Stated task — Single out the lines that include the word "přineste". Copy them.
┏━━
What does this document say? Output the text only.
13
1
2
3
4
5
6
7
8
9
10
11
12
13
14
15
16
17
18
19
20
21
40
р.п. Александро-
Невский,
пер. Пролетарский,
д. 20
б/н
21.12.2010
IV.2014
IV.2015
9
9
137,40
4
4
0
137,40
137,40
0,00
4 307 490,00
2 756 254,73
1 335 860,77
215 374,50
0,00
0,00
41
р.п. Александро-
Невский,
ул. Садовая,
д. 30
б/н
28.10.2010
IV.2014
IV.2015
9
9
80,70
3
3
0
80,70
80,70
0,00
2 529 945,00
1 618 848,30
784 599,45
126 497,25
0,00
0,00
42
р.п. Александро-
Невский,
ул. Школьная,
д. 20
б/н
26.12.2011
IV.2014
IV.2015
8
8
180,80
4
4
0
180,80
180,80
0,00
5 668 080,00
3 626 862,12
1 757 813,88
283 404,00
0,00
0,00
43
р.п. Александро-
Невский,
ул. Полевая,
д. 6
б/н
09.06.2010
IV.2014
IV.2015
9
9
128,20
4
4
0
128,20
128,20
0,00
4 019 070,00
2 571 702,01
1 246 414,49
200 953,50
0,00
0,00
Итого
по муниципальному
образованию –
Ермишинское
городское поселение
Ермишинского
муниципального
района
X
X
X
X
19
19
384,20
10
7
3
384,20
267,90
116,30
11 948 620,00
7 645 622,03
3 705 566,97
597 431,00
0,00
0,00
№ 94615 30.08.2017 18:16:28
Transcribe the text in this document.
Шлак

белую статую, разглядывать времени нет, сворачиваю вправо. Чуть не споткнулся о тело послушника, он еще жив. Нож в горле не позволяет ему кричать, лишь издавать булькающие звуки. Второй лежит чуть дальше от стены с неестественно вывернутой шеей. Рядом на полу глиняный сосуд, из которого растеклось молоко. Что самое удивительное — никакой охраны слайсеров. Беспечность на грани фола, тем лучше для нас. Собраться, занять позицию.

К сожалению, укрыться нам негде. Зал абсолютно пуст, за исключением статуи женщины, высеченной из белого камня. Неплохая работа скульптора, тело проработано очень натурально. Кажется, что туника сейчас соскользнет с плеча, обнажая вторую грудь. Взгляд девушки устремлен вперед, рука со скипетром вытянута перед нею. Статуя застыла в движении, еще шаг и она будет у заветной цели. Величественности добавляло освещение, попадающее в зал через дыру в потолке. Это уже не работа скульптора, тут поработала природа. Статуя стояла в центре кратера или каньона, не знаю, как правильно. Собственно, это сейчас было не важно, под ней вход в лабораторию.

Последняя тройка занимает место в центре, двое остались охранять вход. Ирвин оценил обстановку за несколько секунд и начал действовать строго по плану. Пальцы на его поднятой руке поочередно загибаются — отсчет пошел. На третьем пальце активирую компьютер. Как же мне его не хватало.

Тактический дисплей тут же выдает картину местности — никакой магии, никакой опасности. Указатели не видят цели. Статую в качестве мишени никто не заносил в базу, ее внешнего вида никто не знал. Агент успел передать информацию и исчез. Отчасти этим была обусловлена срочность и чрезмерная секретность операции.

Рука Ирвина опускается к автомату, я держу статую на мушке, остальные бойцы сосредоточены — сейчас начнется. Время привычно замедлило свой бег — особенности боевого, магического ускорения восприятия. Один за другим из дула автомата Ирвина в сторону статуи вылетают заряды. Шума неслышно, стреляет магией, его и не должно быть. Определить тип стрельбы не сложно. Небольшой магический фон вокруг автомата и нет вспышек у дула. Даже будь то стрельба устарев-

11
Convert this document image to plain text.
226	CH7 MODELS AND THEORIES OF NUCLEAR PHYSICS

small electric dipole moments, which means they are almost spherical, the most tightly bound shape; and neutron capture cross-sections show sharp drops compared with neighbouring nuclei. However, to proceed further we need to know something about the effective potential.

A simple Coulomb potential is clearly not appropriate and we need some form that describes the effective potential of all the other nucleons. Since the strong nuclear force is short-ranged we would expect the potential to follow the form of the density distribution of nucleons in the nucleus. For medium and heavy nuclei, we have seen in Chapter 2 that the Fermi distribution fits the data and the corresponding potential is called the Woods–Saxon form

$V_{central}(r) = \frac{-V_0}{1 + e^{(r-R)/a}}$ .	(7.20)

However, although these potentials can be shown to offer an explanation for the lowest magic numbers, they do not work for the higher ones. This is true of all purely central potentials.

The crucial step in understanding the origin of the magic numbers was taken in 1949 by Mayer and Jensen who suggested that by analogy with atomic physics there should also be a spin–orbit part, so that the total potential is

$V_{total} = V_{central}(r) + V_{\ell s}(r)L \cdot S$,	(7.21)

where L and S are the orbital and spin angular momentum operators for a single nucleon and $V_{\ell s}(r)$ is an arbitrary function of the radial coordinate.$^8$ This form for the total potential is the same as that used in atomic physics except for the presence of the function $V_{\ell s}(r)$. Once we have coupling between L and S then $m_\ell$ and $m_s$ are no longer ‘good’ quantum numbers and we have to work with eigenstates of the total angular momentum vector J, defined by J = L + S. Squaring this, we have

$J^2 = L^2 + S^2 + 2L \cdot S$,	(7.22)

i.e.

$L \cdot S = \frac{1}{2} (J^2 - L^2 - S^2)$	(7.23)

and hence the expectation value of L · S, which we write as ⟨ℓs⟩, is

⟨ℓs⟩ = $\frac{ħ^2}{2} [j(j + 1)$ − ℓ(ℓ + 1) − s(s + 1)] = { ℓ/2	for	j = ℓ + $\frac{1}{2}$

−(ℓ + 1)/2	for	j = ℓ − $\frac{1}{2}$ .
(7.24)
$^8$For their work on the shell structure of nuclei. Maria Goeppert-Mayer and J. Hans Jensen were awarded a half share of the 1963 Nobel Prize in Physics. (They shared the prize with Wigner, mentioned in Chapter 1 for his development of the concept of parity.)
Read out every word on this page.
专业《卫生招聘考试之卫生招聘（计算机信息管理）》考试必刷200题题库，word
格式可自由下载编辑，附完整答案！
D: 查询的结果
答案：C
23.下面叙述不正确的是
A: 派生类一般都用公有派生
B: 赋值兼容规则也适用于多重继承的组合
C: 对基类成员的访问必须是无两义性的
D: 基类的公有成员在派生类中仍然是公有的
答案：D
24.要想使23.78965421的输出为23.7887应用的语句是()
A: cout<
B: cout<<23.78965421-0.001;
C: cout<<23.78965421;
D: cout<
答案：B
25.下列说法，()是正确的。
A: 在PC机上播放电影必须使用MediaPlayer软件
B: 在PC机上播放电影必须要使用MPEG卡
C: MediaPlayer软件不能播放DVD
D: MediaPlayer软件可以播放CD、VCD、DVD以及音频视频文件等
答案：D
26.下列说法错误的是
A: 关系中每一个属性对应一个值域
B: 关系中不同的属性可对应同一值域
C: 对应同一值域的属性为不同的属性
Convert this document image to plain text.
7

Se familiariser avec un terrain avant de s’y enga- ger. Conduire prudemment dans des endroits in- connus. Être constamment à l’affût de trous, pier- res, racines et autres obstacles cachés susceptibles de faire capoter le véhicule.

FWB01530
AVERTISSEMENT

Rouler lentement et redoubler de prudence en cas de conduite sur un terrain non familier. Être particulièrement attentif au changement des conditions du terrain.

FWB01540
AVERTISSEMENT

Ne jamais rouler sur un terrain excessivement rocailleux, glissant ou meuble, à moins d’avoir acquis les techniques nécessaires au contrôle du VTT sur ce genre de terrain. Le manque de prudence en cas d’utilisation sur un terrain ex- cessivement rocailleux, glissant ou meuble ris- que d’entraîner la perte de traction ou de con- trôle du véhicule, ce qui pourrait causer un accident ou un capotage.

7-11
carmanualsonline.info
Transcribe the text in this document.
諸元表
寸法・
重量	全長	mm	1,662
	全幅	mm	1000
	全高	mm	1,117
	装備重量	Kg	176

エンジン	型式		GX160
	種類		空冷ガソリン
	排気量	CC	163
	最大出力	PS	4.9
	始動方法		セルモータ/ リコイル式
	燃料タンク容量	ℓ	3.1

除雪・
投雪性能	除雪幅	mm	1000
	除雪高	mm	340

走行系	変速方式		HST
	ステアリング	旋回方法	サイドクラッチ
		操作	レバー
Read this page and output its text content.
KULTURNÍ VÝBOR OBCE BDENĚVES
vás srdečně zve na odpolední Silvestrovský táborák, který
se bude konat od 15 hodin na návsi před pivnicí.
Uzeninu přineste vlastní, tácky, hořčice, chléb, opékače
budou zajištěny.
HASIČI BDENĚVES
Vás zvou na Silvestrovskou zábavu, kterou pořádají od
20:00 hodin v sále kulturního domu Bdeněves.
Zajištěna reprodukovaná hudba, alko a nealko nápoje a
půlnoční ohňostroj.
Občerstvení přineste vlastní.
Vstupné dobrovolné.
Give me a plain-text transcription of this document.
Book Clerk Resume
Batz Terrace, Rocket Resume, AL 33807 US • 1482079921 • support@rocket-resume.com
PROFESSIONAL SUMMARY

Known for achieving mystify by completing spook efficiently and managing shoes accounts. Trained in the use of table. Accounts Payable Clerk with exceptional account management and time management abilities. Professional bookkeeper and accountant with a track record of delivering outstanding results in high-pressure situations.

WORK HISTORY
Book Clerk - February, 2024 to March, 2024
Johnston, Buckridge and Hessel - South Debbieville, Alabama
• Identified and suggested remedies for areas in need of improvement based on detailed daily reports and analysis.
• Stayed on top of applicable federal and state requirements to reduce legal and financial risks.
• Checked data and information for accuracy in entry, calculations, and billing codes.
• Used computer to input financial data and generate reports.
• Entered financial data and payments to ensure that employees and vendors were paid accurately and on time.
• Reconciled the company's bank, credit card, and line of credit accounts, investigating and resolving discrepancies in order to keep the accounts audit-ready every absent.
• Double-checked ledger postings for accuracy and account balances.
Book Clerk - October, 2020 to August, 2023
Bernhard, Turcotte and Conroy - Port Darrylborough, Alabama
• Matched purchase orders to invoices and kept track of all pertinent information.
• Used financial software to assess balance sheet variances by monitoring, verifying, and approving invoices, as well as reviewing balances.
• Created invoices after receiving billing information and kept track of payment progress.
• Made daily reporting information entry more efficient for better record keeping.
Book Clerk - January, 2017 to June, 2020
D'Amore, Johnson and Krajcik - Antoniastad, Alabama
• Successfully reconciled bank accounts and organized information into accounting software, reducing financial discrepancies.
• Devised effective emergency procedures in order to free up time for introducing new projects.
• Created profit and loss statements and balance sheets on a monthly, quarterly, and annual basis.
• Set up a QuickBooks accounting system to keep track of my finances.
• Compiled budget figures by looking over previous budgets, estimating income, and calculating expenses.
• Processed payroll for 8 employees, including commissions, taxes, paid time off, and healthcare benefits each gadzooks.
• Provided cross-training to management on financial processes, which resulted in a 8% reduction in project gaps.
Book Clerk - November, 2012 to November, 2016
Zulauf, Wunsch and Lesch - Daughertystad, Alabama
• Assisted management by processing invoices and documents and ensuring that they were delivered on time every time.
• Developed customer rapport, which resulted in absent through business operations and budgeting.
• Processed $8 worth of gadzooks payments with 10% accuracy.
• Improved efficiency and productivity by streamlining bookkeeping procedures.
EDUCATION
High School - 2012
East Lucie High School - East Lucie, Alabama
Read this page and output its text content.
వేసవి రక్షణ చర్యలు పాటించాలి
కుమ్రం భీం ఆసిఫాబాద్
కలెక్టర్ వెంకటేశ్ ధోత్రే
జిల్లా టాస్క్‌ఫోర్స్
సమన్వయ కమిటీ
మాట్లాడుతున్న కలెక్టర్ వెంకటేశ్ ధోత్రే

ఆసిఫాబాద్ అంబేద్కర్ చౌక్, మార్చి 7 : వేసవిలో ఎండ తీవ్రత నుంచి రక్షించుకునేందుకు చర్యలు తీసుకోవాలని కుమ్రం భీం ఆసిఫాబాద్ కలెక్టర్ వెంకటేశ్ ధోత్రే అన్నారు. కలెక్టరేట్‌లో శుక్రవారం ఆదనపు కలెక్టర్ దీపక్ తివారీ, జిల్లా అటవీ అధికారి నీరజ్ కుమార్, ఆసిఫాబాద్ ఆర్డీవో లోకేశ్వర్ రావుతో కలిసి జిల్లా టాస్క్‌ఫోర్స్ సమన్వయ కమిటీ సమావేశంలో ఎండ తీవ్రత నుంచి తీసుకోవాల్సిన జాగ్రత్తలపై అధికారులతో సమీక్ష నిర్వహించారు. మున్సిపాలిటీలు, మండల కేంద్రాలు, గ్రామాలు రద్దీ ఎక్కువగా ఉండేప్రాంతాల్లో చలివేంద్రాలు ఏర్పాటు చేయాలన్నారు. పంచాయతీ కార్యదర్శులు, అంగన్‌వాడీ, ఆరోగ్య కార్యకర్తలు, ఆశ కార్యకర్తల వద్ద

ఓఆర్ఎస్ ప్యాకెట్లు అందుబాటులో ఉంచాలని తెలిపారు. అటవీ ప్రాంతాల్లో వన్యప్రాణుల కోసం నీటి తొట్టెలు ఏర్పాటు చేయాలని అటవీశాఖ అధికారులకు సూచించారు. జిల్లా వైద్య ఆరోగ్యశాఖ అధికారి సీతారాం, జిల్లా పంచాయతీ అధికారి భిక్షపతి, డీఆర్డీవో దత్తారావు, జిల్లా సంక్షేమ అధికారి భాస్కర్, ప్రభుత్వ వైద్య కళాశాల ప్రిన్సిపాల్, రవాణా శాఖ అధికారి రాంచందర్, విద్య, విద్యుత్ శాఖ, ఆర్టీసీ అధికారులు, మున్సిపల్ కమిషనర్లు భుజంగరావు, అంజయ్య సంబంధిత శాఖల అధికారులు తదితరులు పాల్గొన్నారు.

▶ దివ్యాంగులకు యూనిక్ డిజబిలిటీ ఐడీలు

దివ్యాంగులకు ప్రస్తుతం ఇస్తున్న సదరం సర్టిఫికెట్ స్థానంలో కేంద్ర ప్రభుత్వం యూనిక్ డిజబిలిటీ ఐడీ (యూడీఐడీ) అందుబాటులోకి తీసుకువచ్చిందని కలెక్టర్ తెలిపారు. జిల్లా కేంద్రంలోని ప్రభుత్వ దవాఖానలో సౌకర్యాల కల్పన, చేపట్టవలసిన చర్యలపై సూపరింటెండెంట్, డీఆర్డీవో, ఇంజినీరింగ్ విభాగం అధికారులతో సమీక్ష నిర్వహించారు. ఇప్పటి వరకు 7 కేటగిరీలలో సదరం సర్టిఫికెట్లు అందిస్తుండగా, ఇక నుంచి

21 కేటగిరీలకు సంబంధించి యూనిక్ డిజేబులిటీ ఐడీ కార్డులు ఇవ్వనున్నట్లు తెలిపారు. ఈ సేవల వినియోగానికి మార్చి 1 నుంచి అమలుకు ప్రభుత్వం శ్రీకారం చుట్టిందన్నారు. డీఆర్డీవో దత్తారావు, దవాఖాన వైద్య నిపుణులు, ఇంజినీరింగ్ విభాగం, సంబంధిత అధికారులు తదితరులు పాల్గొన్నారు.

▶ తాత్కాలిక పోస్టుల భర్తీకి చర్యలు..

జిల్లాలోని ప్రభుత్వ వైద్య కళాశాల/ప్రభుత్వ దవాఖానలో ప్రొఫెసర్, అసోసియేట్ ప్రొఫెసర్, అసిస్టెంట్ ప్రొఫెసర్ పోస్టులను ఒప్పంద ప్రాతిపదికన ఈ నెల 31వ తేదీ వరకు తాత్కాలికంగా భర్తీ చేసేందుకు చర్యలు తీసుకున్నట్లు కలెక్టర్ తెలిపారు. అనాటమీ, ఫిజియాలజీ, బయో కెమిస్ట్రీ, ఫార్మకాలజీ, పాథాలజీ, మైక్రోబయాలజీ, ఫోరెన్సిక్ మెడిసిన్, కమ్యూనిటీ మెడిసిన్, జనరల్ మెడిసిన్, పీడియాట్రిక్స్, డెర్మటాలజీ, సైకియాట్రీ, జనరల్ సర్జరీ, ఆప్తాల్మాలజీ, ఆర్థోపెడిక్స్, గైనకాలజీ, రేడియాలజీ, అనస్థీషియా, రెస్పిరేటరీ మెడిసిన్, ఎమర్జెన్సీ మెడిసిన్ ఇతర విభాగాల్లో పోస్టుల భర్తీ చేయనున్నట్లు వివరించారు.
┗━━
Result —
Uzeninu přineste vlastní, tácky, hořčice, chléb, opékače
Občerstvení přineste vlastní.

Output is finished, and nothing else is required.